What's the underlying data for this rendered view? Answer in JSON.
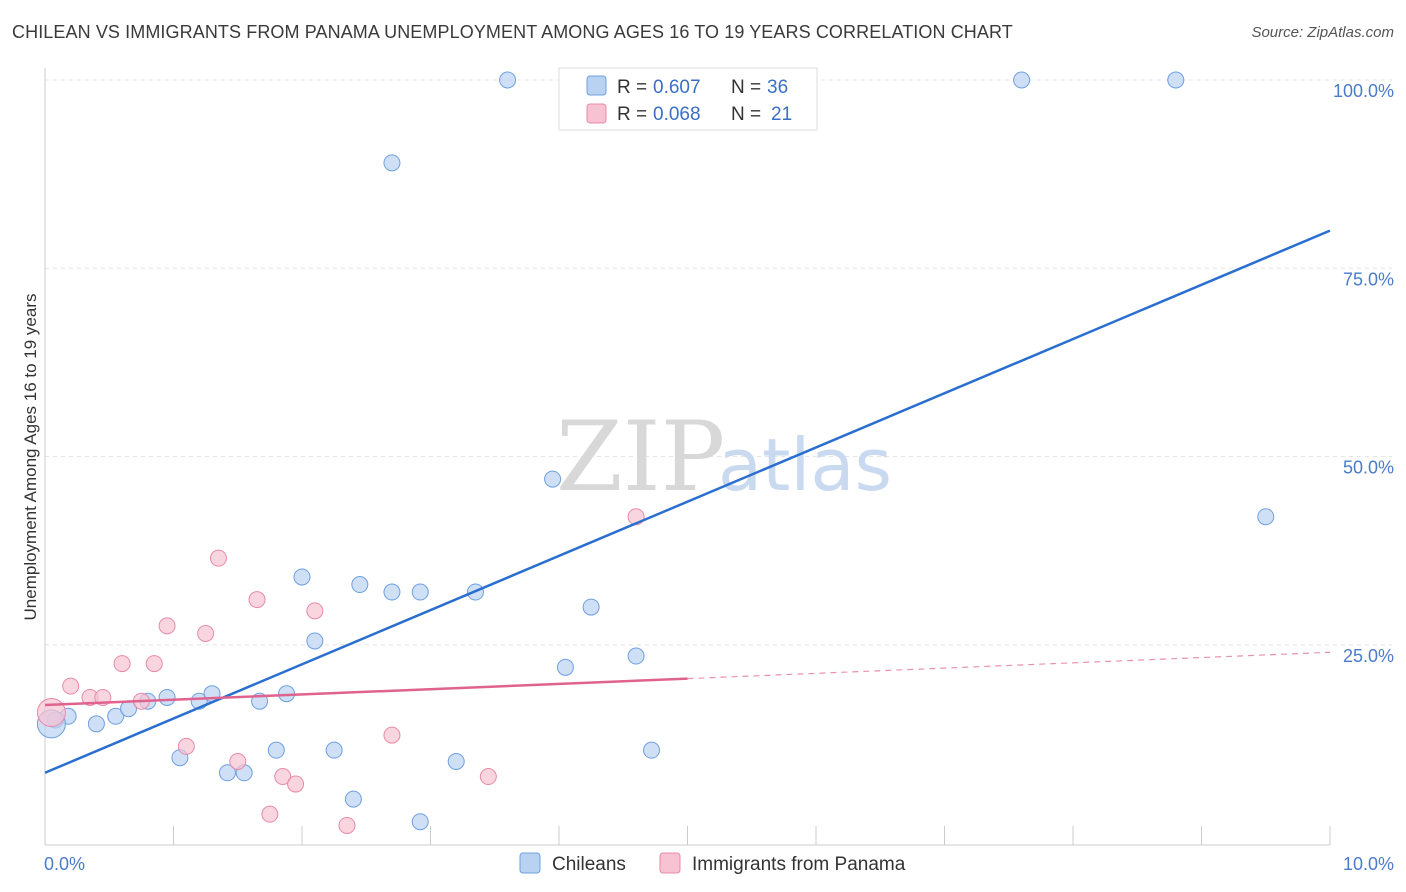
{
  "header": {
    "title": "CHILEAN VS IMMIGRANTS FROM PANAMA UNEMPLOYMENT AMONG AGES 16 TO 19 YEARS CORRELATION CHART",
    "source": "Source: ZipAtlas.com"
  },
  "watermark": {
    "zip": "ZIP",
    "atlas": "atlas"
  },
  "chart_data": {
    "type": "scatter",
    "title": "CHILEAN VS IMMIGRANTS FROM PANAMA UNEMPLOYMENT AMONG AGES 16 TO 19 YEARS CORRELATION CHART",
    "xlabel": "",
    "ylabel": "Unemployment Among Ages 16 to 19 years",
    "xlim": [
      0,
      10
    ],
    "ylim": [
      0,
      100
    ],
    "x_tick_labels": [
      "0.0%",
      "10.0%"
    ],
    "y_ticks": [
      25,
      50,
      75,
      100
    ],
    "y_tick_labels": [
      "25.0%",
      "50.0%",
      "75.0%",
      "100.0%"
    ],
    "grid": true,
    "legend_position": "top-center",
    "stats": [
      {
        "r_label": "R =",
        "r_value": "0.607",
        "n_label": "N =",
        "n_value": "36"
      },
      {
        "r_label": "R =",
        "r_value": "0.068",
        "n_label": "N =",
        "n_value": "21"
      }
    ],
    "series": [
      {
        "name": "Chileans",
        "color": "#6fa0e0",
        "fill": "#b9d2f2",
        "line_color": "#2a6fcf",
        "trend": {
          "x0": 0.0,
          "y0": 8.0,
          "x1": 10.0,
          "y1": 80.0
        },
        "points": [
          [
            0.08,
            15.0
          ],
          [
            0.18,
            15.5
          ],
          [
            0.4,
            14.5
          ],
          [
            0.55,
            15.5
          ],
          [
            0.65,
            16.5
          ],
          [
            0.8,
            17.5
          ],
          [
            0.95,
            18.0
          ],
          [
            1.05,
            10.0
          ],
          [
            1.2,
            17.5
          ],
          [
            1.3,
            18.5
          ],
          [
            1.42,
            8.0
          ],
          [
            1.55,
            8.0
          ],
          [
            1.67,
            17.5
          ],
          [
            1.8,
            11.0
          ],
          [
            1.88,
            18.5
          ],
          [
            2.0,
            34.0
          ],
          [
            2.1,
            25.5
          ],
          [
            2.25,
            11.0
          ],
          [
            2.4,
            4.5
          ],
          [
            2.45,
            33.0
          ],
          [
            2.7,
            32.0
          ],
          [
            2.92,
            1.5
          ],
          [
            2.92,
            32.0
          ],
          [
            3.2,
            9.5
          ],
          [
            3.35,
            32.0
          ],
          [
            3.6,
            100.0
          ],
          [
            2.7,
            89.0
          ],
          [
            3.95,
            47.0
          ],
          [
            4.05,
            22.0
          ],
          [
            4.25,
            30.0
          ],
          [
            4.6,
            23.5
          ],
          [
            4.72,
            11.0
          ],
          [
            7.6,
            100.0
          ],
          [
            8.8,
            100.0
          ],
          [
            9.5,
            42.0
          ],
          [
            0.05,
            14.5
          ]
        ]
      },
      {
        "name": "Immigrants from Panama",
        "color": "#e88aaa",
        "fill": "#f7c3d3",
        "line_color": "#e0628e",
        "trend": {
          "x0": 0.0,
          "y0": 17.0,
          "x1": 5.0,
          "y1": 20.5
        },
        "trend_ext": {
          "x0": 5.0,
          "y0": 20.5,
          "x1": 10.0,
          "y1": 24.0
        },
        "points": [
          [
            0.05,
            16.0
          ],
          [
            0.2,
            19.5
          ],
          [
            0.35,
            18.0
          ],
          [
            0.45,
            18.0
          ],
          [
            0.6,
            22.5
          ],
          [
            0.75,
            17.5
          ],
          [
            0.85,
            22.5
          ],
          [
            0.95,
            27.5
          ],
          [
            1.1,
            11.5
          ],
          [
            1.25,
            26.5
          ],
          [
            1.35,
            36.5
          ],
          [
            1.5,
            9.5
          ],
          [
            1.65,
            31.0
          ],
          [
            1.75,
            2.5
          ],
          [
            1.85,
            7.5
          ],
          [
            1.95,
            6.5
          ],
          [
            2.1,
            29.5
          ],
          [
            2.35,
            1.0
          ],
          [
            2.7,
            13.0
          ],
          [
            3.45,
            7.5
          ],
          [
            4.6,
            42.0
          ]
        ]
      }
    ]
  }
}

» Task brief
What comes back should match the records exactly, minus any pictures.

» Completed task
What's the underlying data for this rendered view? Answer in JSON.
{
  "header": {
    "title": "CHILEAN VS IMMIGRANTS FROM PANAMA UNEMPLOYMENT AMONG AGES 16 TO 19 YEARS CORRELATION CHART",
    "source": "Source: ZipAtlas.com"
  },
  "watermark": {
    "zip": "ZIP",
    "atlas": "atlas"
  },
  "chart_data": {
    "type": "scatter",
    "title": "CHILEAN VS IMMIGRANTS FROM PANAMA UNEMPLOYMENT AMONG AGES 16 TO 19 YEARS CORRELATION CHART",
    "xlabel": "",
    "ylabel": "Unemployment Among Ages 16 to 19 years",
    "xlim": [
      0,
      10
    ],
    "ylim": [
      0,
      100
    ],
    "x_tick_labels": [
      "0.0%",
      "10.0%"
    ],
    "y_ticks": [
      25,
      50,
      75,
      100
    ],
    "y_tick_labels": [
      "25.0%",
      "50.0%",
      "75.0%",
      "100.0%"
    ],
    "grid": true,
    "legend_position": "top-center",
    "stats": [
      {
        "r_label": "R =",
        "r_value": "0.607",
        "n_label": "N =",
        "n_value": "36"
      },
      {
        "r_label": "R =",
        "r_value": "0.068",
        "n_label": "N =",
        "n_value": "21"
      }
    ],
    "series": [
      {
        "name": "Chileans",
        "color": "#6fa0e0",
        "fill": "#b9d2f2",
        "line_color": "#2a6fcf",
        "trend": {
          "x0": 0.0,
          "y0": 8.0,
          "x1": 10.0,
          "y1": 80.0
        },
        "points": [
          [
            0.08,
            15.0
          ],
          [
            0.18,
            15.5
          ],
          [
            0.4,
            14.5
          ],
          [
            0.55,
            15.5
          ],
          [
            0.65,
            16.5
          ],
          [
            0.8,
            17.5
          ],
          [
            0.95,
            18.0
          ],
          [
            1.05,
            10.0
          ],
          [
            1.2,
            17.5
          ],
          [
            1.3,
            18.5
          ],
          [
            1.42,
            8.0
          ],
          [
            1.55,
            8.0
          ],
          [
            1.67,
            17.5
          ],
          [
            1.8,
            11.0
          ],
          [
            1.88,
            18.5
          ],
          [
            2.0,
            34.0
          ],
          [
            2.1,
            25.5
          ],
          [
            2.25,
            11.0
          ],
          [
            2.4,
            4.5
          ],
          [
            2.45,
            33.0
          ],
          [
            2.7,
            32.0
          ],
          [
            2.92,
            1.5
          ],
          [
            2.92,
            32.0
          ],
          [
            3.2,
            9.5
          ],
          [
            3.35,
            32.0
          ],
          [
            3.6,
            100.0
          ],
          [
            2.7,
            89.0
          ],
          [
            3.95,
            47.0
          ],
          [
            4.05,
            22.0
          ],
          [
            4.25,
            30.0
          ],
          [
            4.6,
            23.5
          ],
          [
            4.72,
            11.0
          ],
          [
            7.6,
            100.0
          ],
          [
            8.8,
            100.0
          ],
          [
            9.5,
            42.0
          ],
          [
            0.05,
            14.5
          ]
        ]
      },
      {
        "name": "Immigrants from Panama",
        "color": "#e88aaa",
        "fill": "#f7c3d3",
        "line_color": "#e0628e",
        "trend": {
          "x0": 0.0,
          "y0": 17.0,
          "x1": 5.0,
          "y1": 20.5
        },
        "trend_ext": {
          "x0": 5.0,
          "y0": 20.5,
          "x1": 10.0,
          "y1": 24.0
        },
        "points": [
          [
            0.05,
            16.0
          ],
          [
            0.2,
            19.5
          ],
          [
            0.35,
            18.0
          ],
          [
            0.45,
            18.0
          ],
          [
            0.6,
            22.5
          ],
          [
            0.75,
            17.5
          ],
          [
            0.85,
            22.5
          ],
          [
            0.95,
            27.5
          ],
          [
            1.1,
            11.5
          ],
          [
            1.25,
            26.5
          ],
          [
            1.35,
            36.5
          ],
          [
            1.5,
            9.5
          ],
          [
            1.65,
            31.0
          ],
          [
            1.75,
            2.5
          ],
          [
            1.85,
            7.5
          ],
          [
            1.95,
            6.5
          ],
          [
            2.1,
            29.5
          ],
          [
            2.35,
            1.0
          ],
          [
            2.7,
            13.0
          ],
          [
            3.45,
            7.5
          ],
          [
            4.6,
            42.0
          ]
        ]
      }
    ]
  }
}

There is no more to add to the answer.